# Problem
Copy out each line that has "Ἰουστινιανοῦ" in it.

# Task input
"""

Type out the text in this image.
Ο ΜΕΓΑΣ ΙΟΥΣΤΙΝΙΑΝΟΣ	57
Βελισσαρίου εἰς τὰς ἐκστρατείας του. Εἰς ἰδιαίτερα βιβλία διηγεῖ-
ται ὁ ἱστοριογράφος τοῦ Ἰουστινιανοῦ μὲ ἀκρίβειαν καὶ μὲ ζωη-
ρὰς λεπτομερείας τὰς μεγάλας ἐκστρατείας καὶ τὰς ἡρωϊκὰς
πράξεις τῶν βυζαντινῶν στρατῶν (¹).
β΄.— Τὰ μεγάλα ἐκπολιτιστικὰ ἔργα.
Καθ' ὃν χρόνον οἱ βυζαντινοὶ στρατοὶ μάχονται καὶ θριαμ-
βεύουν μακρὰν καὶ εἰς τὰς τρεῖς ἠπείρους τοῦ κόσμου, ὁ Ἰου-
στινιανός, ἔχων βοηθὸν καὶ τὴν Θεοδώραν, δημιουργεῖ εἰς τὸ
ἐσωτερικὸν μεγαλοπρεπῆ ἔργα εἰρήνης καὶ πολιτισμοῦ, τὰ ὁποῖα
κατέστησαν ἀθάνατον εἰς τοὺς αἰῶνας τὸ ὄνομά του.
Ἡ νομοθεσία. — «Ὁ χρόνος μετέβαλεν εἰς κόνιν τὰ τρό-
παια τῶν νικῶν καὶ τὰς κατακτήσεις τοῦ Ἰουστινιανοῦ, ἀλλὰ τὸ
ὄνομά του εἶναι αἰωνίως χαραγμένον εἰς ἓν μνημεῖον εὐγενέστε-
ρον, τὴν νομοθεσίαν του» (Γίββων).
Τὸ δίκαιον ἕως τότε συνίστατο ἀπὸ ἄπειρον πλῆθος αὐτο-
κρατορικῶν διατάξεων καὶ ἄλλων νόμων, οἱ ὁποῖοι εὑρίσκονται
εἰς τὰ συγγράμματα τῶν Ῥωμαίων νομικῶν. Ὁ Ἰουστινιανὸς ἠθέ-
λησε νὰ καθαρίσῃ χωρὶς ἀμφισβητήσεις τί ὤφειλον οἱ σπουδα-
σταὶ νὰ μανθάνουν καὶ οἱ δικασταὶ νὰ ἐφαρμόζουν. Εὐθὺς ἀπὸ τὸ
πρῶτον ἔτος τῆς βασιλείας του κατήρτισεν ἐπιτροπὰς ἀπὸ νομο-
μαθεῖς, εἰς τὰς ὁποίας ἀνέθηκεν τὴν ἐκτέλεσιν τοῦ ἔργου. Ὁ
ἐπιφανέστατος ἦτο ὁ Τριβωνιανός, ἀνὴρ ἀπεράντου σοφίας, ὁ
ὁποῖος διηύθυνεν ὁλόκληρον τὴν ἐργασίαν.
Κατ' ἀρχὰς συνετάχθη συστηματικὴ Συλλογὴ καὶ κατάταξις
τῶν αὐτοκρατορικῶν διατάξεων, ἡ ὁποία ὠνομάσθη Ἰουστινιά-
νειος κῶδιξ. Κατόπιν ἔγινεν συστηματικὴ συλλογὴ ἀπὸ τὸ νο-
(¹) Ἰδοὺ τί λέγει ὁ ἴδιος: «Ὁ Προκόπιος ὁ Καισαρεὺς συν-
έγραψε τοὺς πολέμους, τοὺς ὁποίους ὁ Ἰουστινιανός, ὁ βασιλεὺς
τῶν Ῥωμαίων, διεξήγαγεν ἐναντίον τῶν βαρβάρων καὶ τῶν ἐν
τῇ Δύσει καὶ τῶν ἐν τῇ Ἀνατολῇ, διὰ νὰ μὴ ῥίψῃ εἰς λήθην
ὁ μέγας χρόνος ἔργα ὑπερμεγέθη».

"""

# Expected output
ται ὁ ἱστοριογράφος τοῦ Ἰουστινιανοῦ μὲ ἀκρίβειαν καὶ μὲ ζωη-
παια τῶν νικῶν καὶ τὰς κατακτήσεις τοῦ Ἰουστινιανοῦ, ἀλλὰ τὸ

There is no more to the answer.